= Extract provided =

....

In time, he became anti-American, anti-Jew i.e. anti-Semitic, and a Christian as a Seventh Day Adventist. It's interesting to note that two Jewish players would not play chess professionally on the Sabbath/Saturday - Reshevsky because he always kept Shabbat, and Fischer because he was a Seventh Day Adventist. But on a more universal level, while I don't blame Fischer for being anti-American to an extent, as it is true that he was once arrested for something that he may not even have been guilty of, and then he fled the States, what is true is that if he would have been around in Hitler's time in Europe, Hitler probably would have hired him to be his mouthpiece instead of sending him to the concentration camps, as virtually no one spoke against Jews the way that Fischer did it.

....

= Written problem A =
Render the rows, from the start of the records through the line containing "button[interactable]: h <box>93", as a Markdown table with the columns No. and Line, leaving out blank lines.

= Record list =

....

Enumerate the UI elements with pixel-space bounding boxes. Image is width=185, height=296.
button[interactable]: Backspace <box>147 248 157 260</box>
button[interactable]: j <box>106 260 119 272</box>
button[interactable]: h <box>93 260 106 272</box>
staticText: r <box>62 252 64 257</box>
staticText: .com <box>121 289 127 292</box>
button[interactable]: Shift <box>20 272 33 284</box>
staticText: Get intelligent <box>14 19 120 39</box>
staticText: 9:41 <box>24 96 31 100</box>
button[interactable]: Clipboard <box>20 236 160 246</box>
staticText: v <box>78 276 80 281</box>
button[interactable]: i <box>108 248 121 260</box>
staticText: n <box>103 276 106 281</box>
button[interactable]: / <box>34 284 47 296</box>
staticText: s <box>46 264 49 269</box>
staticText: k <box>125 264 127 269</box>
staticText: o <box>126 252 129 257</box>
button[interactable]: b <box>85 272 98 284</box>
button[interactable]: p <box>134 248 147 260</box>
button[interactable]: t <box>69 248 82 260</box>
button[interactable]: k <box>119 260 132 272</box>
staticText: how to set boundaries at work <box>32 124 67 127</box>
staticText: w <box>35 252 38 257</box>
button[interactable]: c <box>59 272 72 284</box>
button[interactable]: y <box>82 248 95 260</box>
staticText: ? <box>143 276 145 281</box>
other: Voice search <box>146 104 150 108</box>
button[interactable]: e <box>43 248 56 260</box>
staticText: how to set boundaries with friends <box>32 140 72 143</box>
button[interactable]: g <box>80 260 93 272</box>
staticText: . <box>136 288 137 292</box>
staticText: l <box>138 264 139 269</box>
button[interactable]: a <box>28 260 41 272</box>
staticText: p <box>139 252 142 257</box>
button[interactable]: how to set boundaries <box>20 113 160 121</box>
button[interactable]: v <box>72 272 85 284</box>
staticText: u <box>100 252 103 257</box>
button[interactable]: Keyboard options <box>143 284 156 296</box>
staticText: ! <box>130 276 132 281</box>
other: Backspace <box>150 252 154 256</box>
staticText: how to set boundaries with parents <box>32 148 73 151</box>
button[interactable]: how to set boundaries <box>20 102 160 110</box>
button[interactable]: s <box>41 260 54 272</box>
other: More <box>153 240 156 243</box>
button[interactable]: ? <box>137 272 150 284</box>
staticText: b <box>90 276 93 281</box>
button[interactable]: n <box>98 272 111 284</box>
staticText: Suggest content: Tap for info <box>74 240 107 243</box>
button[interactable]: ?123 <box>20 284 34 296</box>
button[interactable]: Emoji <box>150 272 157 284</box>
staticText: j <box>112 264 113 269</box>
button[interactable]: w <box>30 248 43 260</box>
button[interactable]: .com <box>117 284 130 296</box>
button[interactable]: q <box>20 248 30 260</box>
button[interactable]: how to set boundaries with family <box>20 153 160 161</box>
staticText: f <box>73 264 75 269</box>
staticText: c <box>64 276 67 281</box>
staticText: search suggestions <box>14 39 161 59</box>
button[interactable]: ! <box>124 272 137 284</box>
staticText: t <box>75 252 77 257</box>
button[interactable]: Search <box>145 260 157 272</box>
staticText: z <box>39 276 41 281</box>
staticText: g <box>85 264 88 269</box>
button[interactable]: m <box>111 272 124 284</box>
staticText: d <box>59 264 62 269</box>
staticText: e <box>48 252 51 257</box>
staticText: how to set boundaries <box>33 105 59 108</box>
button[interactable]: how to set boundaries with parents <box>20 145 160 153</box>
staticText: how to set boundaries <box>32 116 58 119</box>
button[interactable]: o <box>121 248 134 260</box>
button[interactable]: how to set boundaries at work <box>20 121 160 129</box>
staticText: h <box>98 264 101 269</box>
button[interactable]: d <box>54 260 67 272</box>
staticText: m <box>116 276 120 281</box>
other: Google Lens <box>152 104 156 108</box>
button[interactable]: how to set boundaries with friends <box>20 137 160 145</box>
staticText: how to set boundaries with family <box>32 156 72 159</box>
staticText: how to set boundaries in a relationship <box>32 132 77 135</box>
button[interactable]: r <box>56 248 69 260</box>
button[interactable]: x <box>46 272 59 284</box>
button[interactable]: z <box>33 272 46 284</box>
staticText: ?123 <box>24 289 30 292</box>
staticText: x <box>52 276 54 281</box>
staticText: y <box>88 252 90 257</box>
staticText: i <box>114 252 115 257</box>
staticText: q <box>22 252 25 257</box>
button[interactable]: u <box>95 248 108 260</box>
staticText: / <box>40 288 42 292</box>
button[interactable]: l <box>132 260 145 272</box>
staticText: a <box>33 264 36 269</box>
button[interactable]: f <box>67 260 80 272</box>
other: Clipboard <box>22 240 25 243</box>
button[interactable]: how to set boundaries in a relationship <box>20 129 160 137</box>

....

= Written problem B =
Answer these questions from the passage about Fischer:
(i) Which church did Fischer become a member of?
(ii) Why did Reshevsky not play chess professionally on Saturday?
(iii) What did Fischer do after he was arrested?

= Problem solution A =
| No. | Line |
|---|---|
| 1 | Enumerate the UI elements with pixel-space bounding boxes. Image is width=185, height=296. |
| 2 | button[interactable]: Backspace <box>147 248 157 260</box> |
| 3 | button[interactable]: j <box>106 260 119 272</box> |
| 4 | button[interactable]: h <box>93 260 106 272</box> |

= Problem solution B =
(i) The Seventh Day Adventists.
(ii) He always kept Shabbat.
(iii) He fled the States.